- _YOUR TASK_: Note how many lines hold "工作单位" and report that number by itself.

─── THE RECORDS

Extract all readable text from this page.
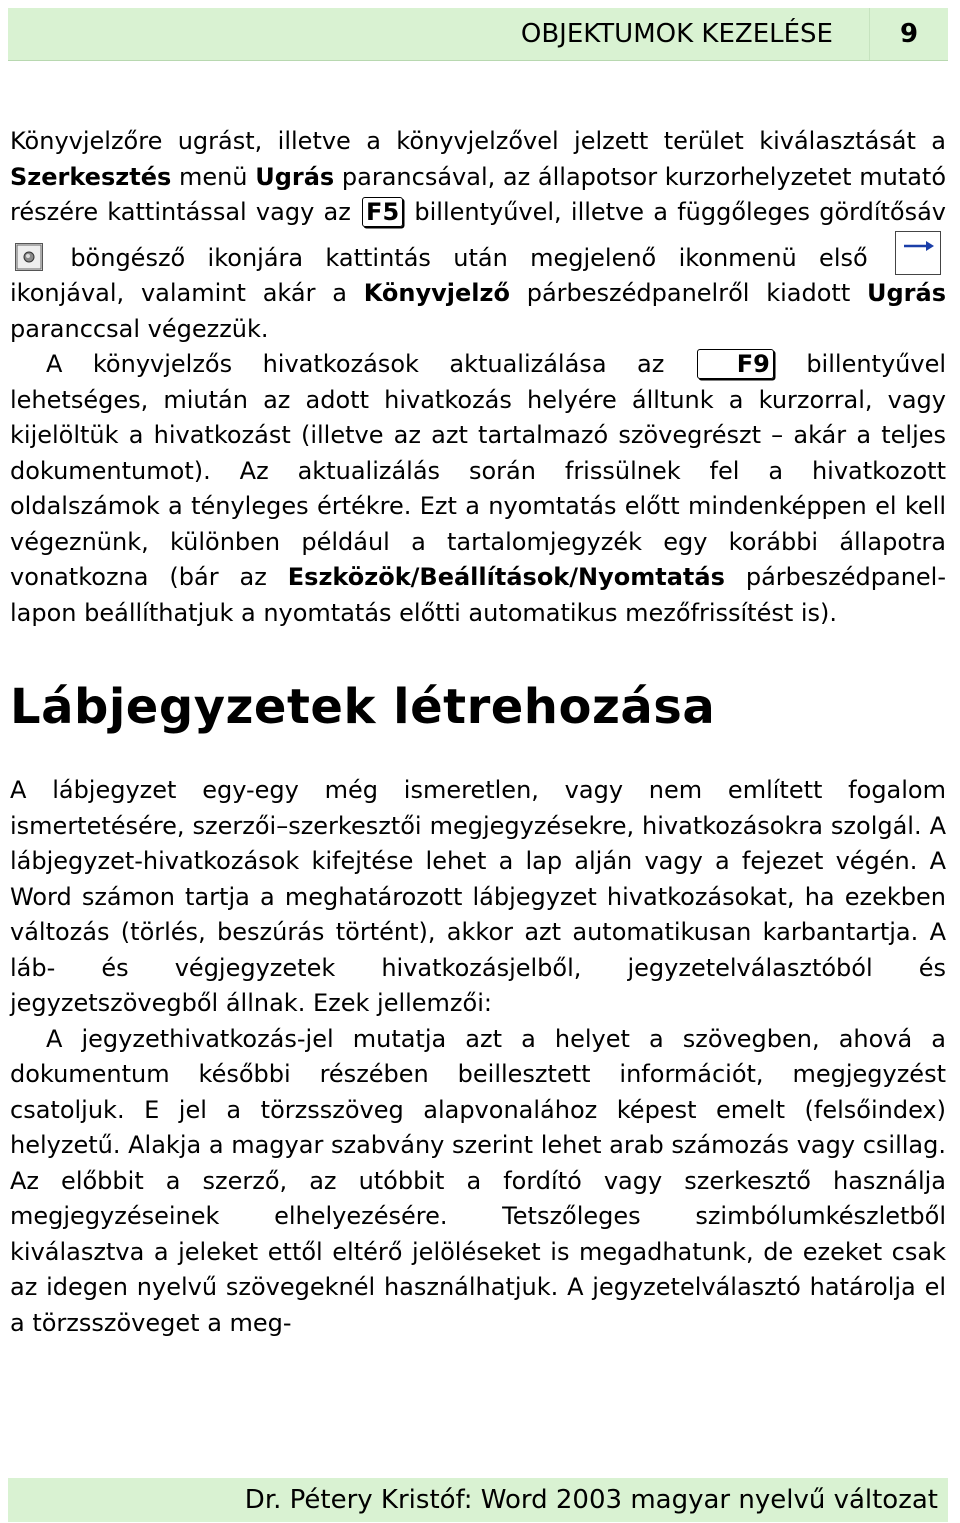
OBJEKTUMOK KEZELÉSE	9

Könyvjelzőre ugrást, illetve a könyvjelzővel jelzett terület kiválasztását a Szerkesztés menü Ugrás parancsával, az állapotsor kurzorhelyzetet mutató részére kattintással vagy az F5 billentyűvel, illetve a függőleges gördítősáv  böngésző ikonjára kattintás után megjelenő ikonmenü első  ikonjával, valamint akár a Könyvjelző párbeszédpanelről kiadott Ugrás paranccsal végezzük.

A könyvjelzős hivatkozások aktualizálása az F9 billentyűvel lehetséges, miután az adott hivatkozás helyére álltunk a kurzorral, vagy kijelöltük a hivatkozást (illetve az azt tartalmazó szövegrészt – akár a teljes dokumentumot). Az aktualizálás során frissülnek fel a hivatkozott oldalszámok a tényleges értékre. Ezt a nyomtatás előtt mindenképpen el kell végeznünk, különben például a tartalomjegyzék egy korábbi állapotra vonatkozna (bár az Eszközök/Beállítások/Nyomtatás párbeszédpanel-lapon beállíthatjuk a nyomtatás előtti automatikus mezőfrissítést is).

Lábjegyzetek létrehozása

A lábjegyzet egy-egy még ismeretlen, vagy nem említett fogalom ismertetésére, szerzői–szerkesztői megjegyzésekre, hivatkozásokra szolgál. A lábjegyzet-hivatkozások kifejtése lehet a lap alján vagy a fejezet végén. A Word számon tartja a meghatározott lábjegyzet hivatkozásokat, ha ezekben változás (törlés, beszúrás történt), akkor azt automatikusan karbantartja. A láb- és végjegyzetek hivatkozásjelből, jegyzetelválasztóból és jegyzetszövegből állnak. Ezek jellemzői:

A jegyzethivatkozás-jel mutatja azt a helyet a szövegben, ahová a dokumentum későbbi részében beillesztett információt, megjegyzést csatoljuk. E jel a törzsszöveg alapvonalához képest emelt (felsőindex) helyzetű. Alakja a magyar szabvány szerint lehet arab számozás vagy csillag. Az előbbit a szerző, az utóbbit a fordító vagy szerkesztő használja megjegyzéseinek elhelyezésére. Tetszőleges szimbólumkészletből kiválasztva a jeleket ettől eltérő jelöléseket is megadhatunk, de ezeket csak az idegen nyelvű szövegeknél használhatjuk. A jegyzetelválasztó határolja el a törzsszöveget a meg-

Dr. Pétery Kristóf: Word 2003 magyar nyelvű változat
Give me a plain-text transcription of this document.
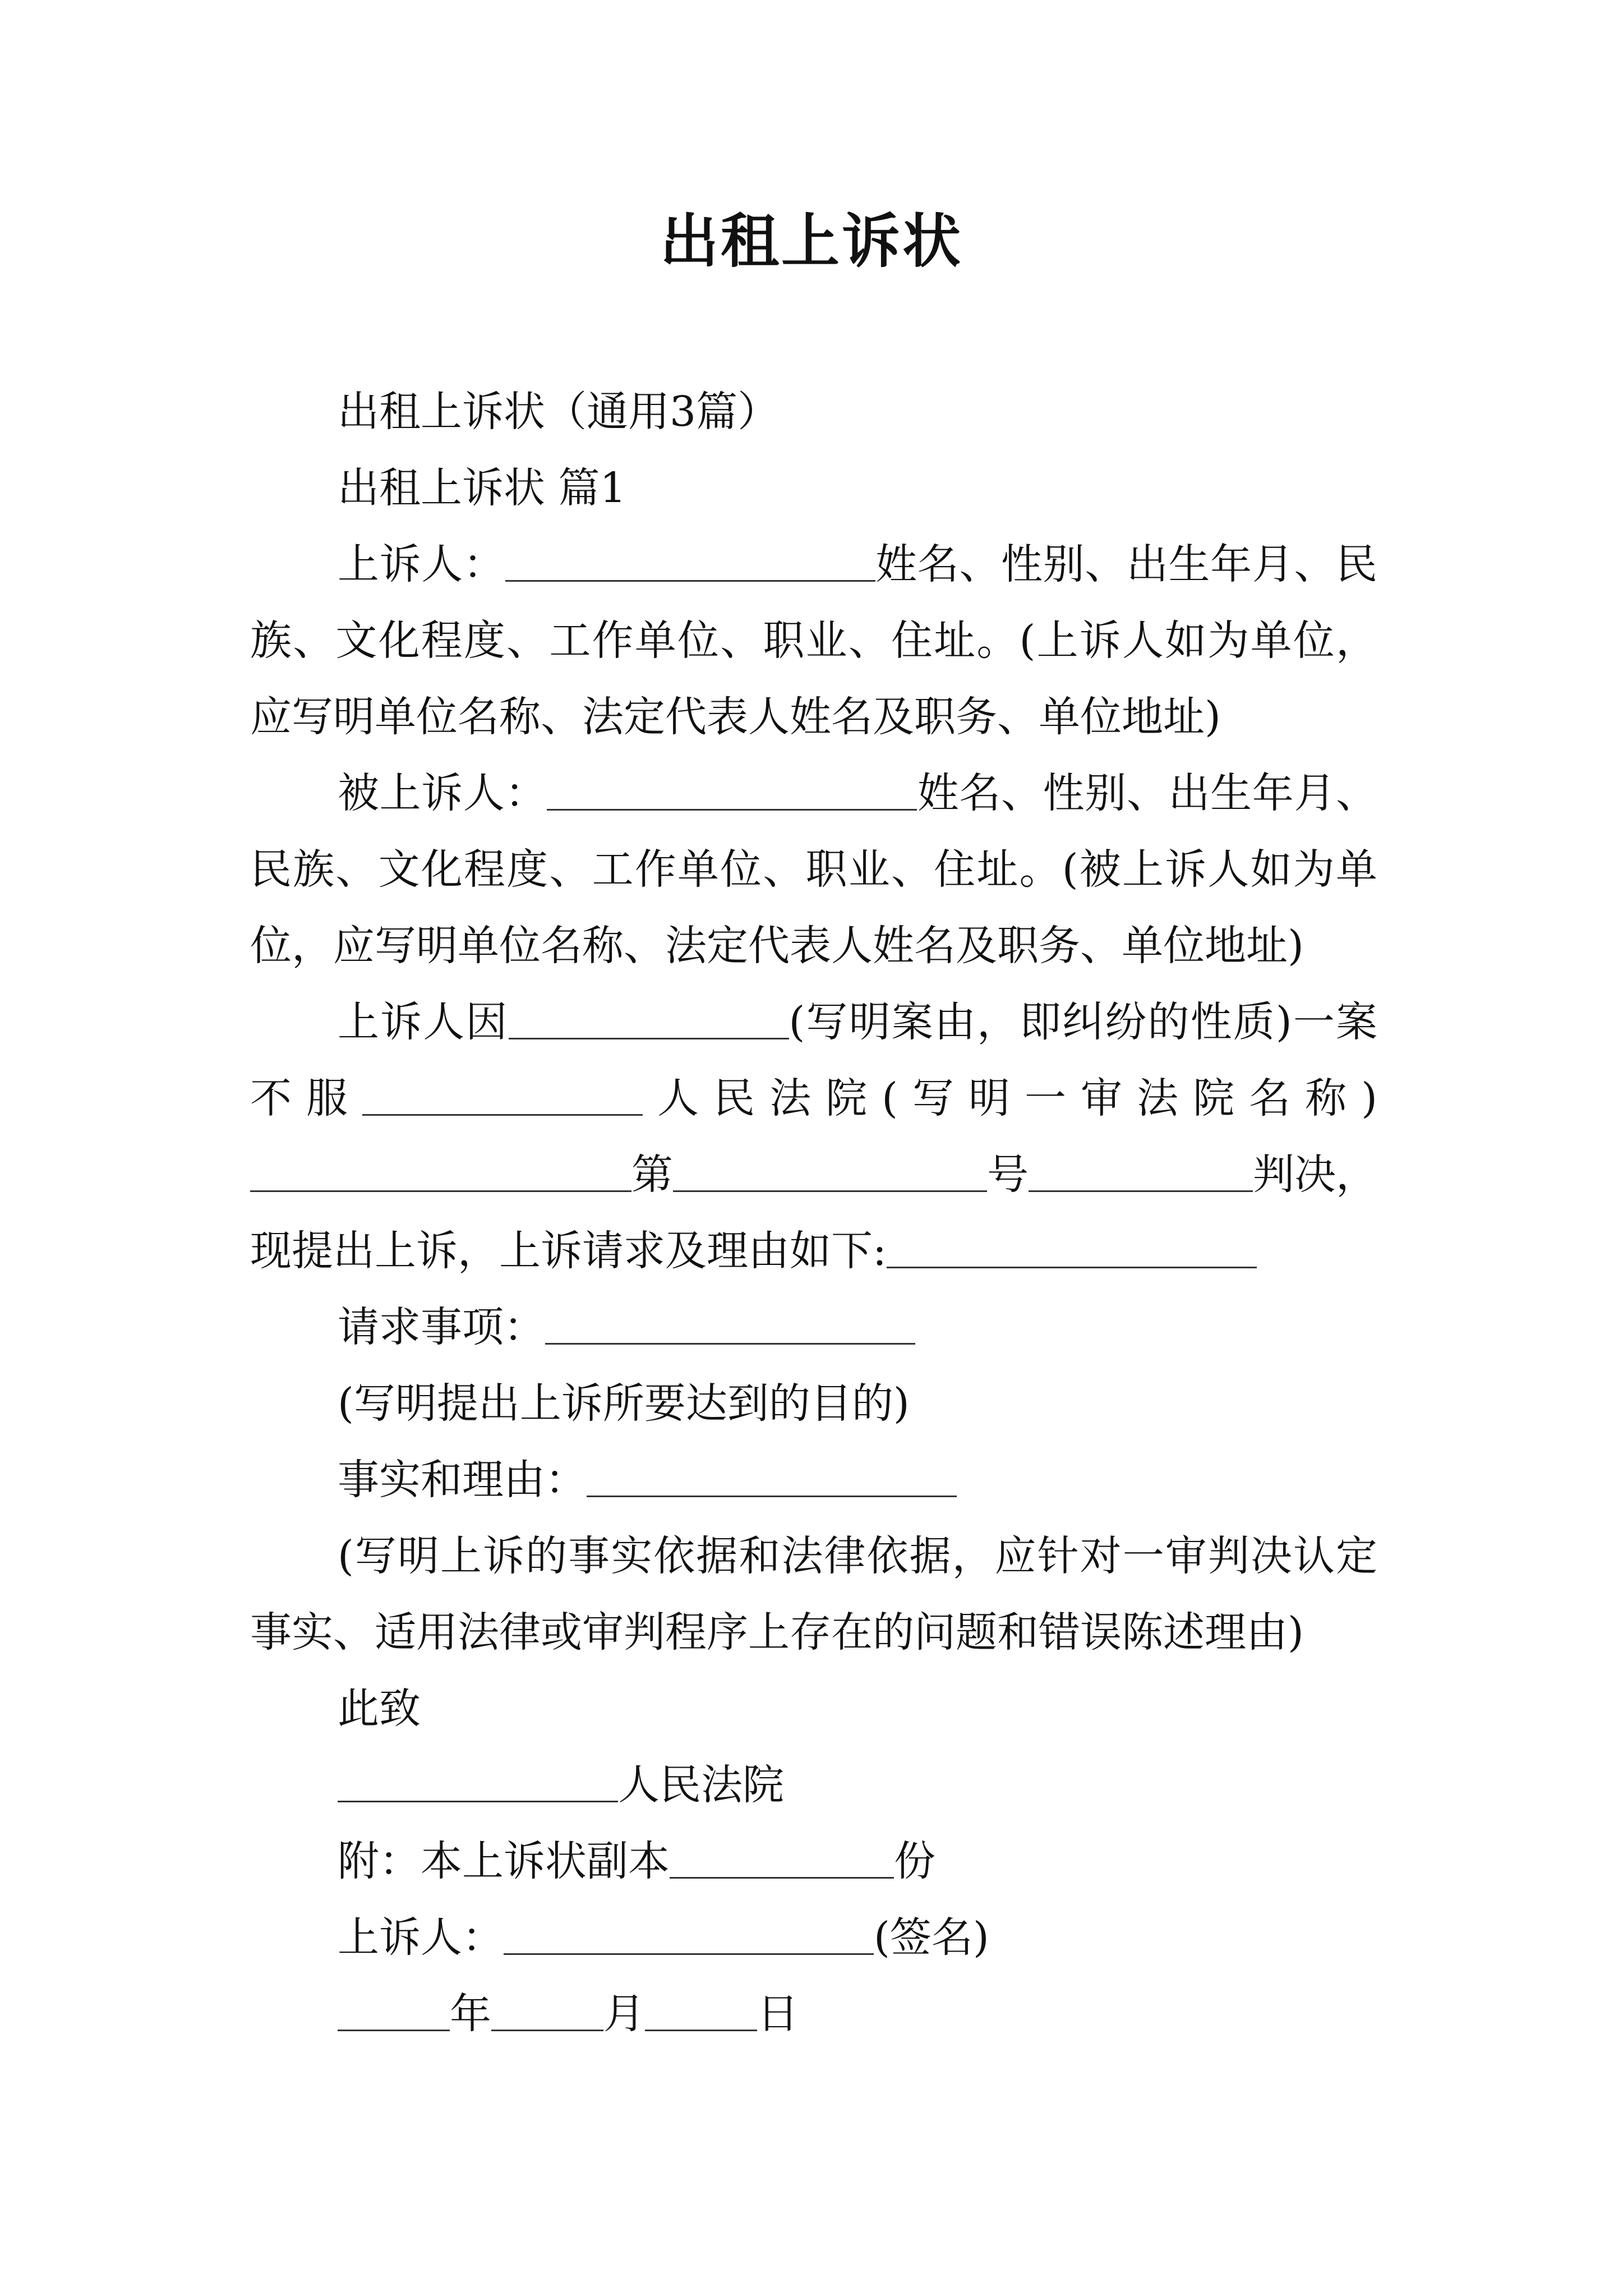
出租上诉状

出租上诉状（通用3篇）

出租上诉状 篇1

上诉人：	姓名、性别、出生年月、民族、文化程度、工作单位、职业、住址。(上诉人如为单位，应写明单位名称、法定代表人姓名及职务、单位地址)

被上诉人：	姓名、性别、出生年月、民族、文化程度、工作单位、职业、住址。(被上诉人如为单位，应写明单位名称、法定代表人姓名及职务、单位地址)

上诉人因	(写明案由，即纠纷的性质)一案不服	人民法院(写明一审法院名称)第	号	判决，现提出上诉，上诉请求及理由如下:

请求事项：

(写明提出上诉所要达到的目的)

事实和理由：

(写明上诉的事实依据和法律依据，应针对一审判决认定事实、适用法律或审判程序上存在的问题和错误陈述理由)

此致

人民法院

附：本上诉状副本	份

上诉人：	(签名)

年	月	日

──────

- _FULL RESPONSE_: 2